== Your objective ==
What follows is a listing; give it again exactly, in its entirety.

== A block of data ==
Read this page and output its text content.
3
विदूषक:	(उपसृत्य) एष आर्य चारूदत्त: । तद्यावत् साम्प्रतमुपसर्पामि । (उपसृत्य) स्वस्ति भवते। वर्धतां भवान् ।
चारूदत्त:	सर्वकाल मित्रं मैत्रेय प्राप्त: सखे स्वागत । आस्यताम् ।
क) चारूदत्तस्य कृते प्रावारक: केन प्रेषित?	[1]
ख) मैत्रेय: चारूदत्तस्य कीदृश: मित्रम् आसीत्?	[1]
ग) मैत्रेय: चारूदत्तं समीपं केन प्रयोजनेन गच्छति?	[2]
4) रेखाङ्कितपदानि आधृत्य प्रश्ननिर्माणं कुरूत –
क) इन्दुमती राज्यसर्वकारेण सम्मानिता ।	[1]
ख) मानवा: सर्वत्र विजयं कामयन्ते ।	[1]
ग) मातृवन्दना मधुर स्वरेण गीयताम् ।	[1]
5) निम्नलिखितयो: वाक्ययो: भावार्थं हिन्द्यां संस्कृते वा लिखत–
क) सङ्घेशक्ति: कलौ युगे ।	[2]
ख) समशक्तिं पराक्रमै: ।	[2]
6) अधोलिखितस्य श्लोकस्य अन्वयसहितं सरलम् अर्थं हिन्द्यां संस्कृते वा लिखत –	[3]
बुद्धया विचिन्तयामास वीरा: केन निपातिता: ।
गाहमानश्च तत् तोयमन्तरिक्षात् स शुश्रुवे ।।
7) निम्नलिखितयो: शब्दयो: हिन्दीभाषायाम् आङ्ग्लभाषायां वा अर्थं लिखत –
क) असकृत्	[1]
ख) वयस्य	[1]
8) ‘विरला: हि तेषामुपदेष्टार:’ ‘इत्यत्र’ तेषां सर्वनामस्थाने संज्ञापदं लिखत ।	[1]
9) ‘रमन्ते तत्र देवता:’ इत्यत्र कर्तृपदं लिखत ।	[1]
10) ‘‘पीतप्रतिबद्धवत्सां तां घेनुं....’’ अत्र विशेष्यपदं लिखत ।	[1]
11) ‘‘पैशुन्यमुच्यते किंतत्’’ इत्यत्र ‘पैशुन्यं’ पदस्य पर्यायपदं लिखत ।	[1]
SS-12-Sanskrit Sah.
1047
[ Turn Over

== Correct answer ==
Read this page and output its text content.
3
विदूषक:	(उपसृत्य) एष आर्य चारूदत्त: । तद्यावत् साम्प्रतमुपसर्पामि । (उपसृत्य) स्वस्ति भवते। वर्धतां भवान् ।
चारूदत्त:	सर्वकाल मित्रं मैत्रेय प्राप्त: सखे स्वागत । आस्यताम् ।
क) चारूदत्तस्य कृते प्रावारक: केन प्रेषित?	[1]
ख) मैत्रेय: चारूदत्तस्य कीदृश: मित्रम् आसीत्?	[1]
ग) मैत्रेय: चारूदत्तं समीपं केन प्रयोजनेन गच्छति?	[2]
4) रेखाङ्कितपदानि आधृत्य प्रश्ननिर्माणं कुरूत –
क) इन्दुमती राज्यसर्वकारेण सम्मानिता ।	[1]
ख) मानवा: सर्वत्र विजयं कामयन्ते ।	[1]
ग) मातृवन्दना मधुर स्वरेण गीयताम् ।	[1]
5) निम्नलिखितयो: वाक्ययो: भावार्थं हिन्द्यां संस्कृते वा लिखत–
क) सङ्घेशक्ति: कलौ युगे ।	[2]
ख) समशक्तिं पराक्रमै: ।	[2]
6) अधोलिखितस्य श्लोकस्य अन्वयसहितं सरलम् अर्थं हिन्द्यां संस्कृते वा लिखत –	[3]
बुद्धया विचिन्तयामास वीरा: केन निपातिता: ।
गाहमानश्च तत् तोयमन्तरिक्षात् स शुश्रुवे ।।
7) निम्नलिखितयो: शब्दयो: हिन्दीभाषायाम् आङ्ग्लभाषायां वा अर्थं लिखत –
क) असकृत्	[1]
ख) वयस्य	[1]
8) ‘विरला: हि तेषामुपदेष्टार:’ ‘इत्यत्र’ तेषां सर्वनामस्थाने संज्ञापदं लिखत ।	[1]
9) ‘रमन्ते तत्र देवता:’ इत्यत्र कर्तृपदं लिखत ।	[1]
10) ‘‘पीतप्रतिबद्धवत्सां तां घेनुं....’’ अत्र विशेष्यपदं लिखत ।	[1]
11) ‘‘पैशुन्यमुच्यते किंतत्’’ इत्यत्र ‘पैशुन्यं’ पदस्य पर्यायपदं लिखत ।	[1]
SS-12-Sanskrit Sah.
1047
[ Turn Over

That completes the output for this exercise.